▶ _Problem requirements_
Copy the lines holding the word "frac", all of them.

▶ _Input records_

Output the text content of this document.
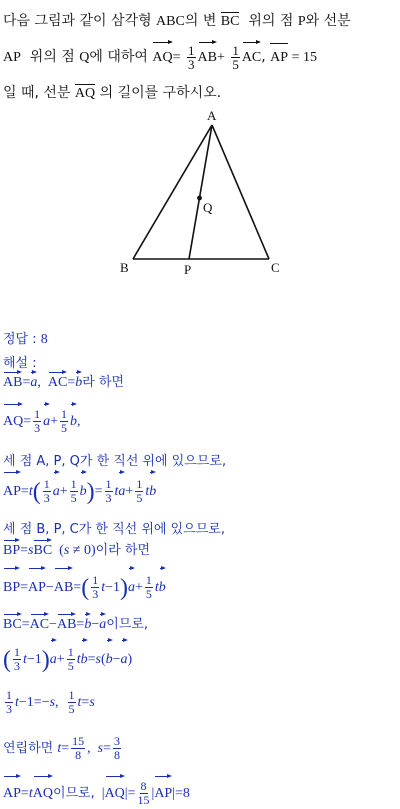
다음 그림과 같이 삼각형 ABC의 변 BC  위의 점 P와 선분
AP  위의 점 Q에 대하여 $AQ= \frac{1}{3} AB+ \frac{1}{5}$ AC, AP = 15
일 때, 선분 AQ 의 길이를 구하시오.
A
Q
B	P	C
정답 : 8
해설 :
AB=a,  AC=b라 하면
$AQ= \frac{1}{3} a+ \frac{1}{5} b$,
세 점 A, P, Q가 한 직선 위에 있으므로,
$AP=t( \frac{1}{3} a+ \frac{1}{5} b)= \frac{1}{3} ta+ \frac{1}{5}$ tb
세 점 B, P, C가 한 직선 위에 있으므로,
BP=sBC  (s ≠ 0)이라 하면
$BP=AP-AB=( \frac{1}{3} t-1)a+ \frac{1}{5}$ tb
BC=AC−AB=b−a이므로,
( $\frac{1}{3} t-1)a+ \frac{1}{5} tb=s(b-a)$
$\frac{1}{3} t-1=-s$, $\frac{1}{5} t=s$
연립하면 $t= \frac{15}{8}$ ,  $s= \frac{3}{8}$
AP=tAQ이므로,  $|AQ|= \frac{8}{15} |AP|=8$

▶ _Completed exercise_
AP  위의 점 Q에 대하여 $AQ= \frac{1}{3} AB+ \frac{1}{5}$ AC, AP = 15
$AQ= \frac{1}{3} a+ \frac{1}{5} b$,
$AP=t( \frac{1}{3} a+ \frac{1}{5} b)= \frac{1}{3} ta+ \frac{1}{5}$ tb
$BP=AP-AB=( \frac{1}{3} t-1)a+ \frac{1}{5}$ tb
( $\frac{1}{3} t-1)a+ \frac{1}{5} tb=s(b-a)$
$\frac{1}{3} t-1=-s$, $\frac{1}{5} t=s$
연립하면 $t= \frac{15}{8}$ ,  $s= \frac{3}{8}$
AP=tAQ이므로,  $|AQ|= \frac{8}{15} |AP|=8$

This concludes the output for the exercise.